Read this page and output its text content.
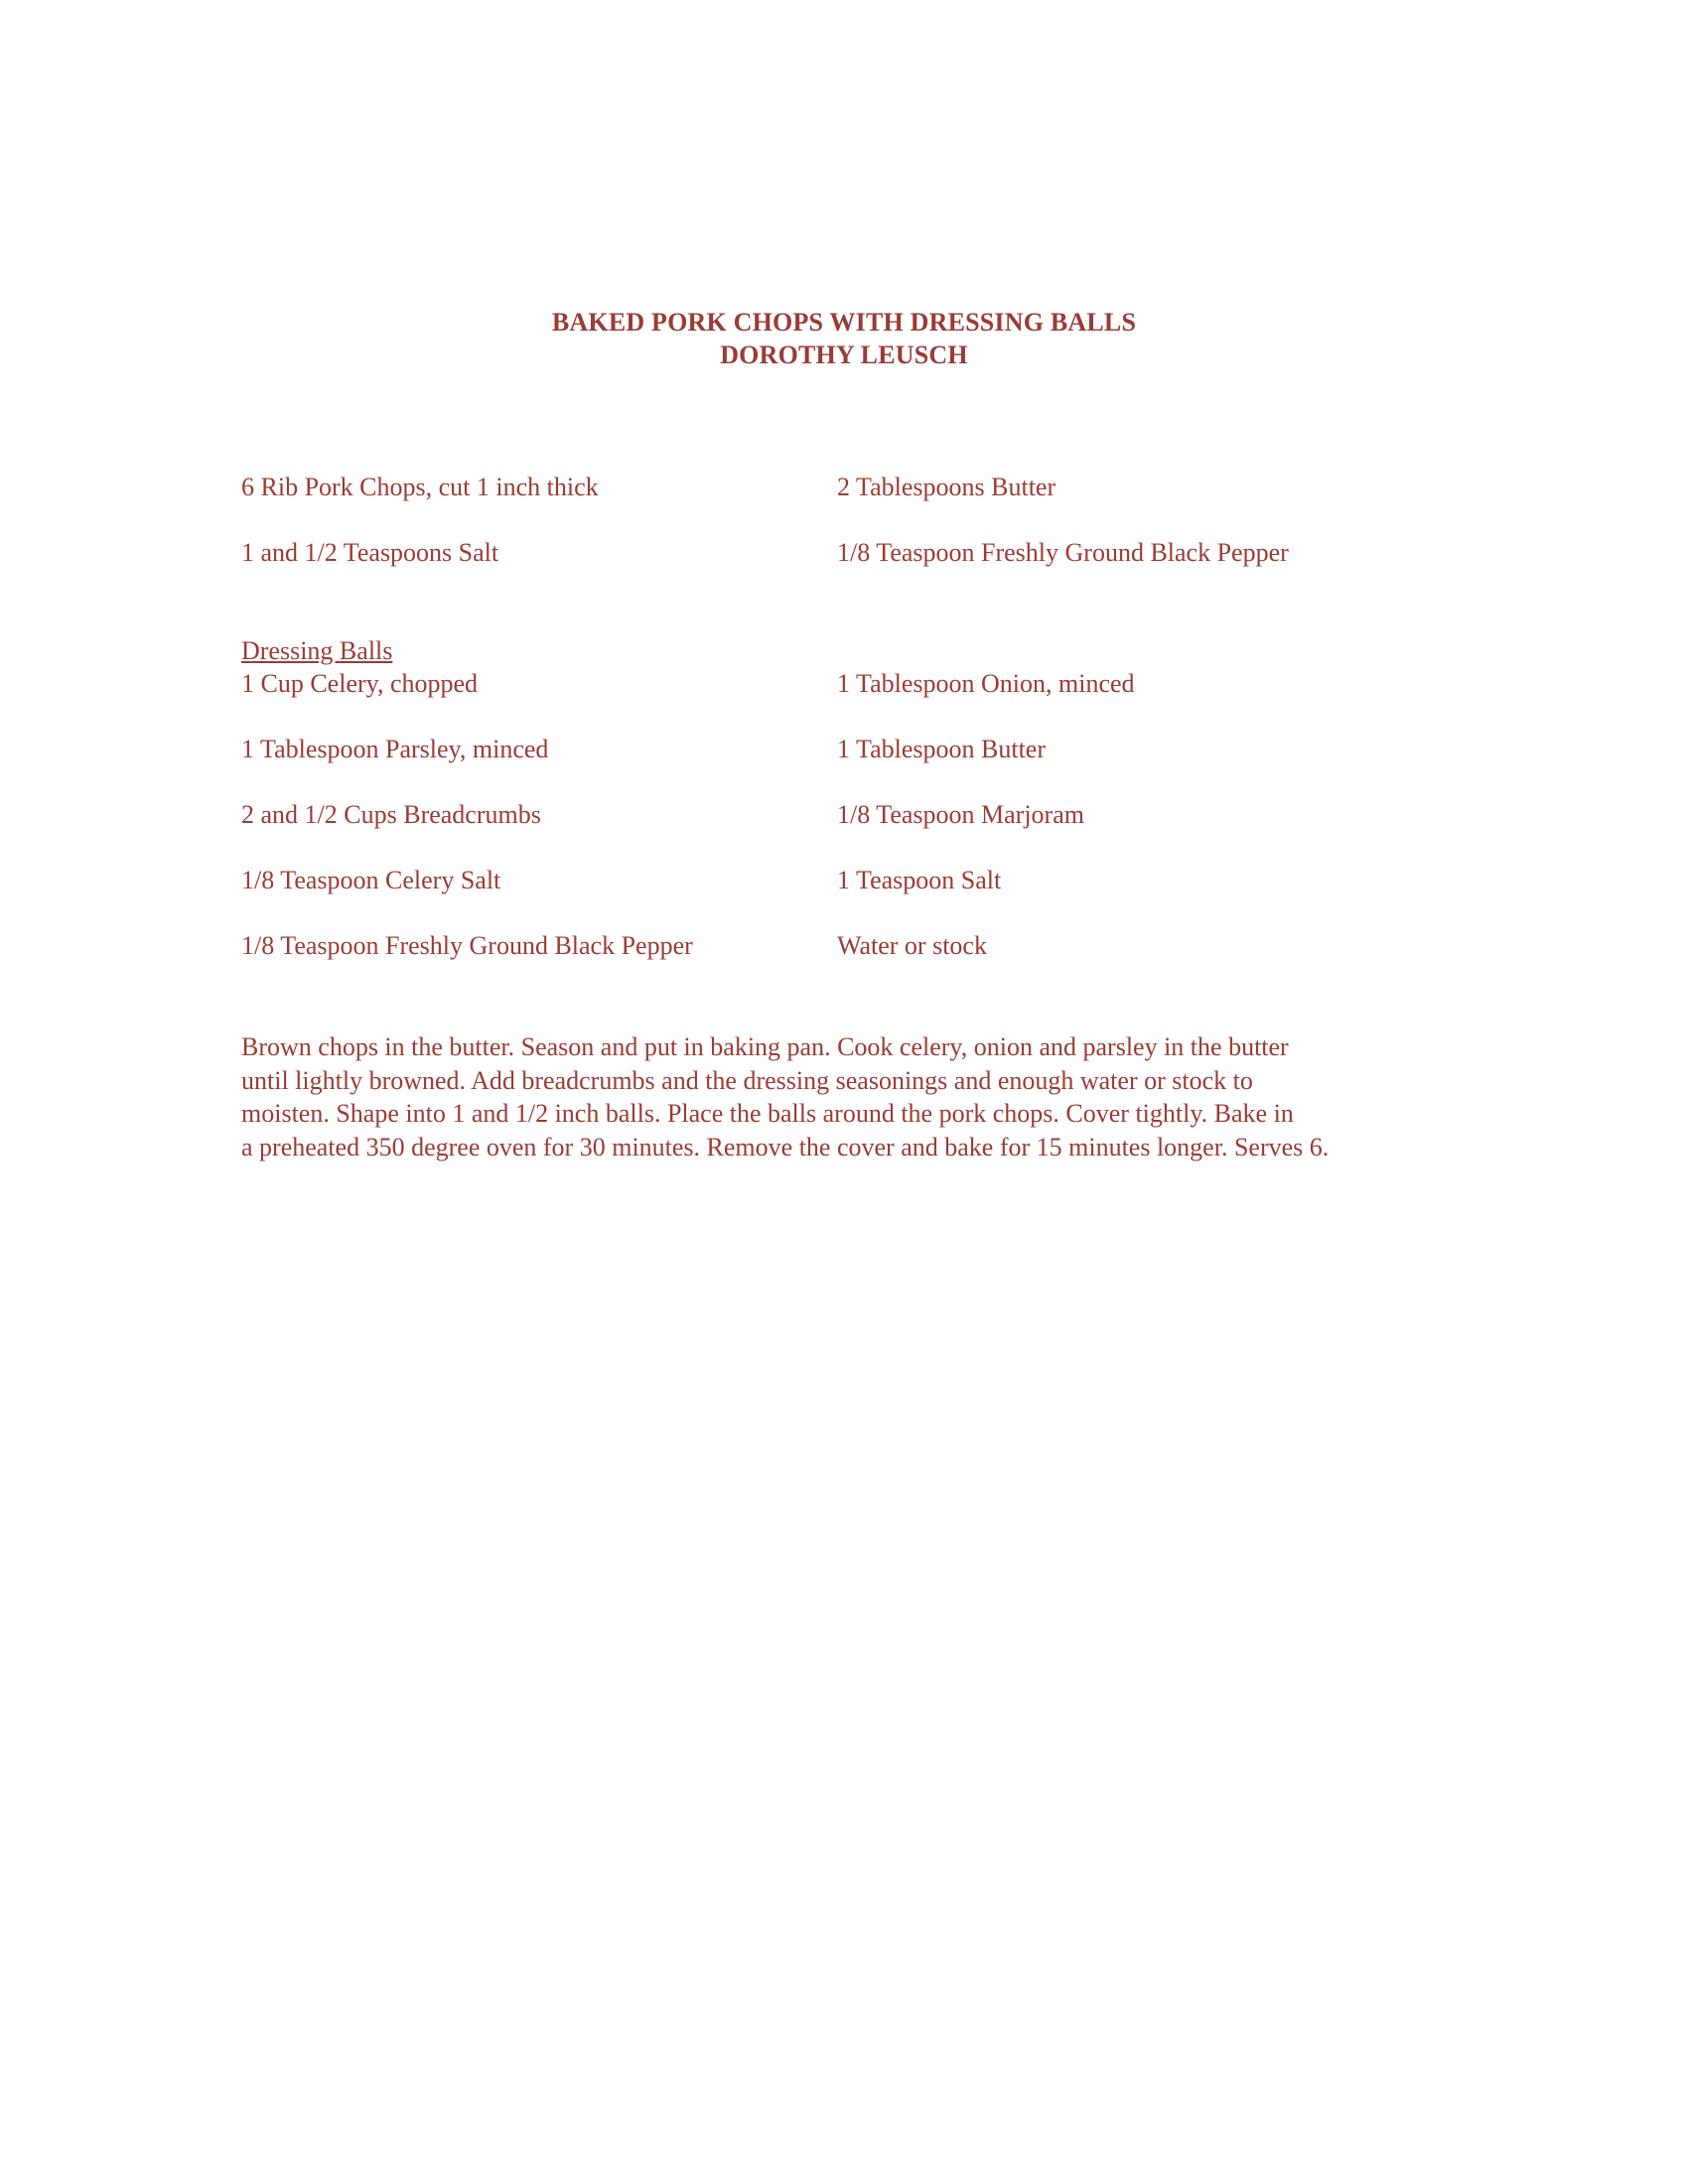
BAKED PORK CHOPS WITH DRESSING BALLS
DOROTHY LEUSCH
6 Rib Pork Chops, cut 1 inch thick	2 Tablespoons Butter
1 and 1/2 Teaspoons Salt	1/8 Teaspoon Freshly Ground Black Pepper
Dressing Balls
1 Cup Celery, chopped	1 Tablespoon Onion, minced
1 Tablespoon Parsley, minced	1 Tablespoon Butter
2 and 1/2 Cups Breadcrumbs	1/8 Teaspoon Marjoram
1/8 Teaspoon Celery Salt	1 Teaspoon Salt
1/8 Teaspoon Freshly Ground Black Pepper	Water or stock
Brown chops in the butter. Season and put in baking pan. Cook celery, onion and parsley in the butter
until lightly browned. Add breadcrumbs and the dressing seasonings and enough water or stock to
moisten. Shape into 1 and 1/2 inch balls. Place the balls around the pork chops. Cover tightly. Bake in
a preheated 350 degree oven for 30 minutes. Remove the cover and bake for 15 minutes longer. Serves 6.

_ _ _ _

Exercise: Search the entries for the word "minced" and pick out every line that holds it.

Result for this task:
1 Cup Celery, chopped	1 Tablespoon Onion, minced
1 Tablespoon Parsley, minced	1 Tablespoon Butter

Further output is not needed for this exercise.